Check every line of the entries below for the word "xlabel", and copy the ones that have it.

------------

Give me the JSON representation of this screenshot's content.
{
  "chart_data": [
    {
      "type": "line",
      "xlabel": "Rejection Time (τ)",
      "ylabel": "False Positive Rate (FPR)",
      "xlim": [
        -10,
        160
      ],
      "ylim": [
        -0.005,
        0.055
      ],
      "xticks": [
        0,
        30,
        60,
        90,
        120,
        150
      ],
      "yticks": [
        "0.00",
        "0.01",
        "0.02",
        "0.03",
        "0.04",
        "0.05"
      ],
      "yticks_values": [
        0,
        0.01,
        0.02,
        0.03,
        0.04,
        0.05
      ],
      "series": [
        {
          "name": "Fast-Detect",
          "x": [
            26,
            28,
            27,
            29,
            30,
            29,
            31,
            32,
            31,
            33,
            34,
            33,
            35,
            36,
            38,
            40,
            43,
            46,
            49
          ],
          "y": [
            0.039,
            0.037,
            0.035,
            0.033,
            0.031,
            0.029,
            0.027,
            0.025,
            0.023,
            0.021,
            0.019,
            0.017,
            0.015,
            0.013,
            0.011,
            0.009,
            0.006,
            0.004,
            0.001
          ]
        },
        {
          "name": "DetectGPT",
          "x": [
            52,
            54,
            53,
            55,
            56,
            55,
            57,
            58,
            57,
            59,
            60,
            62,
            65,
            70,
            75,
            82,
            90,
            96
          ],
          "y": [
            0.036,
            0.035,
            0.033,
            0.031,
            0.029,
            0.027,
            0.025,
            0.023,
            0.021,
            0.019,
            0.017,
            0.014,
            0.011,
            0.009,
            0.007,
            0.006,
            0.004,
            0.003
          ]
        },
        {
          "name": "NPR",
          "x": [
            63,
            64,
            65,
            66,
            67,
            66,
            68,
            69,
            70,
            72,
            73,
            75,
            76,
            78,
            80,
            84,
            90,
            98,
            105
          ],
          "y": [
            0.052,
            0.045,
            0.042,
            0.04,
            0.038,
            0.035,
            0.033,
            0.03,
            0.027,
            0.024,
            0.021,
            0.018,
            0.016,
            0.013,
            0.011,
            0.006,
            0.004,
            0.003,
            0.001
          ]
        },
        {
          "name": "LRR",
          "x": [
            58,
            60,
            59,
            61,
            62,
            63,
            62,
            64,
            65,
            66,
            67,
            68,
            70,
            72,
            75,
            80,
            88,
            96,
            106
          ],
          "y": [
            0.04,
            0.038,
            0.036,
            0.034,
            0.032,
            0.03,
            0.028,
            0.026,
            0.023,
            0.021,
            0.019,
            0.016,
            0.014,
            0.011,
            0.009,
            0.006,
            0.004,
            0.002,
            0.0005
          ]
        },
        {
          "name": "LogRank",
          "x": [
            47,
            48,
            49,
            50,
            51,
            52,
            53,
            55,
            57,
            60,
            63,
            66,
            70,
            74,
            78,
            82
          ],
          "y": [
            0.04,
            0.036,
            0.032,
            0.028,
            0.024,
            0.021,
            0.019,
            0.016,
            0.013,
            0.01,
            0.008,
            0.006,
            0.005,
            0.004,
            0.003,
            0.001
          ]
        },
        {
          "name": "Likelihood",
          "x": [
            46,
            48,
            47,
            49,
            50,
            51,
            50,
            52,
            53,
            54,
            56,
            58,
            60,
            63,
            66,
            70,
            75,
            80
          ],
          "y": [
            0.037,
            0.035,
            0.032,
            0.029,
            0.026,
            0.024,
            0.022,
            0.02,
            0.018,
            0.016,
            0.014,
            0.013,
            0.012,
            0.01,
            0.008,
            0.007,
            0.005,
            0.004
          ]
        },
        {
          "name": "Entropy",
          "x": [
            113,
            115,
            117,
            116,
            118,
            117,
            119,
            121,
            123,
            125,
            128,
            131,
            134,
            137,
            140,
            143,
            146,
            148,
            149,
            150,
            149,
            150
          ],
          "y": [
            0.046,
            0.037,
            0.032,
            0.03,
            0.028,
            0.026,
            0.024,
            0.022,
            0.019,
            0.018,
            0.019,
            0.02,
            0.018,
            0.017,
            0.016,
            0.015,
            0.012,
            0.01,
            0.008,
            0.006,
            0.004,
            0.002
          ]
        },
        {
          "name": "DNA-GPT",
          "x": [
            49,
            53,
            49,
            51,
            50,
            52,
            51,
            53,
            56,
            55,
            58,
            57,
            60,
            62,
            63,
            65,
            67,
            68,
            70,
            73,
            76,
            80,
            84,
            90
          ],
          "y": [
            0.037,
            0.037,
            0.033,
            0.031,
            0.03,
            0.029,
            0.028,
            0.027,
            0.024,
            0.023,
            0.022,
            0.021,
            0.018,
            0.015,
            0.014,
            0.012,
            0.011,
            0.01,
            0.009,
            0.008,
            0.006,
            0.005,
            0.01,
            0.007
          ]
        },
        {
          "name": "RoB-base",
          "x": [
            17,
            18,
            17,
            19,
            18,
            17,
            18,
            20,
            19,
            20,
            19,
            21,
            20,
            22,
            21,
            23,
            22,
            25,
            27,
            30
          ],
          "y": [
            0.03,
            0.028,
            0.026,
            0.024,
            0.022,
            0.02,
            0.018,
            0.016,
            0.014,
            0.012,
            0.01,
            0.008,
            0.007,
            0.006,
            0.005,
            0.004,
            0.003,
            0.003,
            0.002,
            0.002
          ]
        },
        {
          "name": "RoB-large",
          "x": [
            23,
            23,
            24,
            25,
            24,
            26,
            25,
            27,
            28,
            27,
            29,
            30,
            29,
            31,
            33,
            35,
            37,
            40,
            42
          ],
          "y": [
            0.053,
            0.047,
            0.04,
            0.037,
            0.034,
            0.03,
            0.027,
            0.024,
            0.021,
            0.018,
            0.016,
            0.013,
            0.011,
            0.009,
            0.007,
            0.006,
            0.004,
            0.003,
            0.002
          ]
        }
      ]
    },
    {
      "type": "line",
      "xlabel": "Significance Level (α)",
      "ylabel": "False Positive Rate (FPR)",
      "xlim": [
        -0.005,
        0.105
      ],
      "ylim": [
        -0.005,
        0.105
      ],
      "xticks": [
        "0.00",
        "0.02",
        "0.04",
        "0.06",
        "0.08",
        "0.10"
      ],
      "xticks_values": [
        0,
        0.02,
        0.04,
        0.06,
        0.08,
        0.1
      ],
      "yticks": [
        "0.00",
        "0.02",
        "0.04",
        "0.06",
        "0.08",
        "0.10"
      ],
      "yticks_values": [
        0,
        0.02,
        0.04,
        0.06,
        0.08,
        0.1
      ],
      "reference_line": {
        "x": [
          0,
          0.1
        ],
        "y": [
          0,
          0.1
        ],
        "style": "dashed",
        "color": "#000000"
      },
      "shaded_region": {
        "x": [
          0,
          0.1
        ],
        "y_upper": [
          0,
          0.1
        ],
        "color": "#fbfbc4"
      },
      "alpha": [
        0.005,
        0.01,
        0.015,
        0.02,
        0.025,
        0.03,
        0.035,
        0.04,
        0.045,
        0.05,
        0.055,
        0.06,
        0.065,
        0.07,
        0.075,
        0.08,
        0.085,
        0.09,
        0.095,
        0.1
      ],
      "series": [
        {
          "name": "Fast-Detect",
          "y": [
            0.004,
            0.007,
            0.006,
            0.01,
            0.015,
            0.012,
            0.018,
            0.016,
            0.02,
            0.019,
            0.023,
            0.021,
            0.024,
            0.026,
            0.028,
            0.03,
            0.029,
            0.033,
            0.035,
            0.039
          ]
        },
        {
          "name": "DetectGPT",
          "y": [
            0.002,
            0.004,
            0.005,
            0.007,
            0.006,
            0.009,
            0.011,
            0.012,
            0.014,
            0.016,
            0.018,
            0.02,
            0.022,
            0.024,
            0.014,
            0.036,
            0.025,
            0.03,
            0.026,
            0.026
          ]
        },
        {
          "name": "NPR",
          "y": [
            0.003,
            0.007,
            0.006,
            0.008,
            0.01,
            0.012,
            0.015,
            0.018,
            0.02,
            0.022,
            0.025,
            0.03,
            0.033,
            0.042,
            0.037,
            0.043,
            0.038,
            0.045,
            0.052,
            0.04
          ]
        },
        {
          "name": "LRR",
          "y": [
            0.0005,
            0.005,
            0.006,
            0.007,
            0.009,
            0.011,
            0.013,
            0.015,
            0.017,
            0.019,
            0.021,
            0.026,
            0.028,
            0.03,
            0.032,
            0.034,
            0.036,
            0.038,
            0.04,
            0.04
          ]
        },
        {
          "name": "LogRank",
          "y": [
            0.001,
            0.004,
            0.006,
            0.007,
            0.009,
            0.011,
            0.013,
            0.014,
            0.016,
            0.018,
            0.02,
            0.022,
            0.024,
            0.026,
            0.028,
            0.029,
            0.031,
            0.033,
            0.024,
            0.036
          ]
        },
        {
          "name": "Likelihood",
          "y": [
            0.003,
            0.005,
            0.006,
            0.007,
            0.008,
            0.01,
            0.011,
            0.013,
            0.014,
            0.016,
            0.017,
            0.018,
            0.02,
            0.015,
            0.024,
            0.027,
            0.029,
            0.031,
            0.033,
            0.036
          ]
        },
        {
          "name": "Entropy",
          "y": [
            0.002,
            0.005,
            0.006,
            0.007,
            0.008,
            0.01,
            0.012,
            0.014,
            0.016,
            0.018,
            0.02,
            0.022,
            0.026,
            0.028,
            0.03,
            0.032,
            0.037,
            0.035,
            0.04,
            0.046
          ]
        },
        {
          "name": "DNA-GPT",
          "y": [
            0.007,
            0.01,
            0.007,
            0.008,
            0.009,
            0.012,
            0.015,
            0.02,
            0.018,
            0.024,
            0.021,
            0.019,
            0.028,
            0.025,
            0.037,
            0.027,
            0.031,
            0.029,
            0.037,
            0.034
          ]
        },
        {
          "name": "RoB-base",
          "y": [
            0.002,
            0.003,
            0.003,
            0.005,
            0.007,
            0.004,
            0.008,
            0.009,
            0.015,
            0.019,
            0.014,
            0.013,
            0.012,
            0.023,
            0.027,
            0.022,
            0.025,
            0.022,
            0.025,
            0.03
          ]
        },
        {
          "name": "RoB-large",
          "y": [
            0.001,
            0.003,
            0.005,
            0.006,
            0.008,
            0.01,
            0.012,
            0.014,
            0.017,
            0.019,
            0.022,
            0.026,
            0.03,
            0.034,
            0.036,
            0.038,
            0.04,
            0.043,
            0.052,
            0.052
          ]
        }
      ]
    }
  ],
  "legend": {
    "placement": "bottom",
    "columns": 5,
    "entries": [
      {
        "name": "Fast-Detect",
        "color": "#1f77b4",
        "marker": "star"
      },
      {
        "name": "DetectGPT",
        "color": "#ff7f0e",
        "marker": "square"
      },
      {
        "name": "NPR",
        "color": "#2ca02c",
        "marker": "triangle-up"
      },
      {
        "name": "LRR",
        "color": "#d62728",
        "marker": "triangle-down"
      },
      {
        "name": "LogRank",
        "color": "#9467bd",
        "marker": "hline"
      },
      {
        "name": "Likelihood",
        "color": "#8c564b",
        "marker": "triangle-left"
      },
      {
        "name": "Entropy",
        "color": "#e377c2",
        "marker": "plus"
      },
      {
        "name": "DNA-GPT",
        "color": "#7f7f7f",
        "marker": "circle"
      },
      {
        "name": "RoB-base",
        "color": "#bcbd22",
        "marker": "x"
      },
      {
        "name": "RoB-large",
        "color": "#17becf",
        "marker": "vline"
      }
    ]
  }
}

------------

- _Response_
      "xlabel": "Rejection Time (τ)",
      "xlabel": "Significance Level (α)",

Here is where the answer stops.